(Votre objectif): Dans le texte ci-dessous sur les associations de bénévoles en prison, quels niveaux composent la structure pyramidale des associations françaises ? Donnez-les tous.

(Page):
Patrizia Pacini Volpe souligne qu’en France, les associations de bénévoles intervenant en prison ont un caractère national, centralisé, et qu’elles forment une structure pyramidale national/régional/local. Chacune a un champ d’action limité, défini par une convention conclue avec la direction de l’administration pénitentiaire, et nul ne se permet d’envahir le territoire des autres : les domaines d’intervention sont séparés en compartiments étanches.
Ces deux modèles ont leurs avantages et leurs inconvénients. Côté italien, les structures sont proches de leur territoire, ce qui leur donne une grande efficacité pour intervenir en tenant compte de leur réalité spécifique et changeante. L’approche française a pour avantage de garantir une égalité de traitement entre tous les établissements et de se prêter à une mesure des résultats obtenus.

(Données):
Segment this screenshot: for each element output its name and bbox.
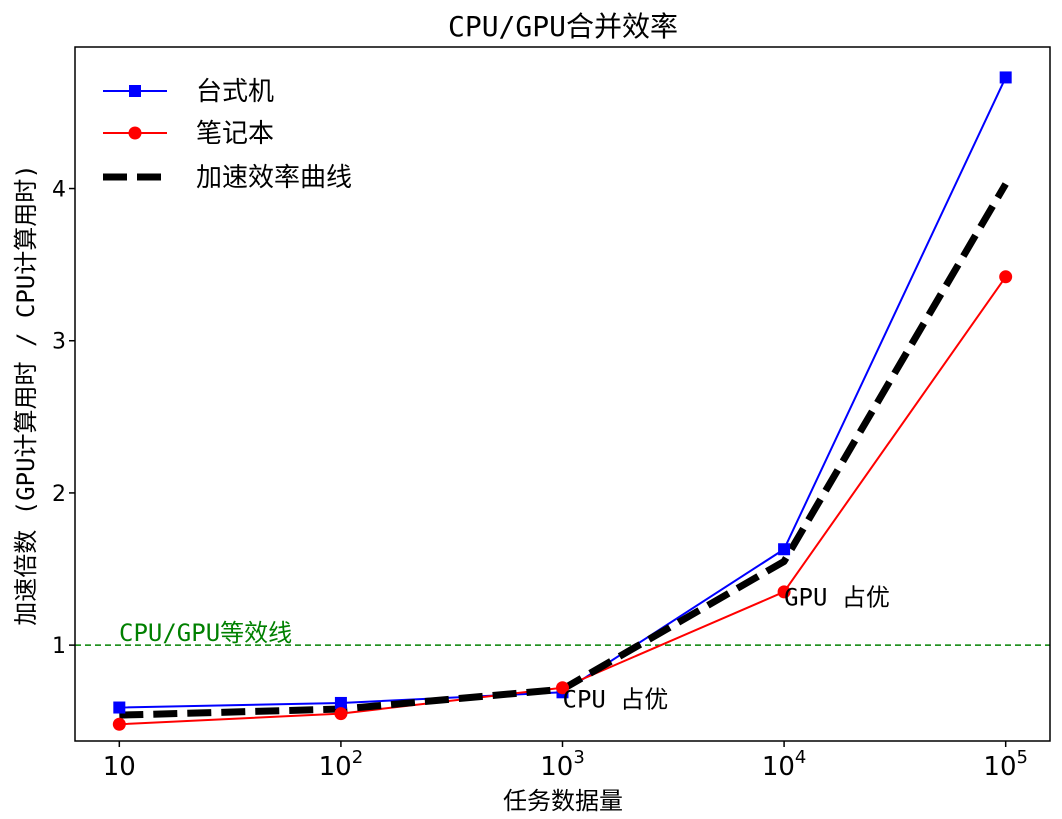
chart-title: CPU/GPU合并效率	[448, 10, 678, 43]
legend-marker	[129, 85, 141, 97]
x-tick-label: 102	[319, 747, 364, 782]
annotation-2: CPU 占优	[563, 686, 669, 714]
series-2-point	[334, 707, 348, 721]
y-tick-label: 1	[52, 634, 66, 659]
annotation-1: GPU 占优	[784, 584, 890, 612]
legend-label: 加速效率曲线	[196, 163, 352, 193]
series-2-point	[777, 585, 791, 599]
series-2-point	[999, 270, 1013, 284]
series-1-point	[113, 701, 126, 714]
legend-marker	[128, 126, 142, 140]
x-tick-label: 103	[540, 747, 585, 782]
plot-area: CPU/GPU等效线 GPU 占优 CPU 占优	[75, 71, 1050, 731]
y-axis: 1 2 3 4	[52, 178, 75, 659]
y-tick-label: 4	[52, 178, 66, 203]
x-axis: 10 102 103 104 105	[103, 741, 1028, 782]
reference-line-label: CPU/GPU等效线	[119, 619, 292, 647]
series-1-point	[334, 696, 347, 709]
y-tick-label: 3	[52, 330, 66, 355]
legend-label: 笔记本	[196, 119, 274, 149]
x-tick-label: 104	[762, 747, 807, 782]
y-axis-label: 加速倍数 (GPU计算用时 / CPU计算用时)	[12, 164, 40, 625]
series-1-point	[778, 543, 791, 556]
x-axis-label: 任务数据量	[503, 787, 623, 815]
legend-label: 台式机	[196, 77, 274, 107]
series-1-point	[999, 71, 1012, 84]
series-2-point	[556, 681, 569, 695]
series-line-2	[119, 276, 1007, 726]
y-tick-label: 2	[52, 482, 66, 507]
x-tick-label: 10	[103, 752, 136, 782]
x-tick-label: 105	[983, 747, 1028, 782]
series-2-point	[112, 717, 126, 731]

(Tâche accomplie): National, régional et local.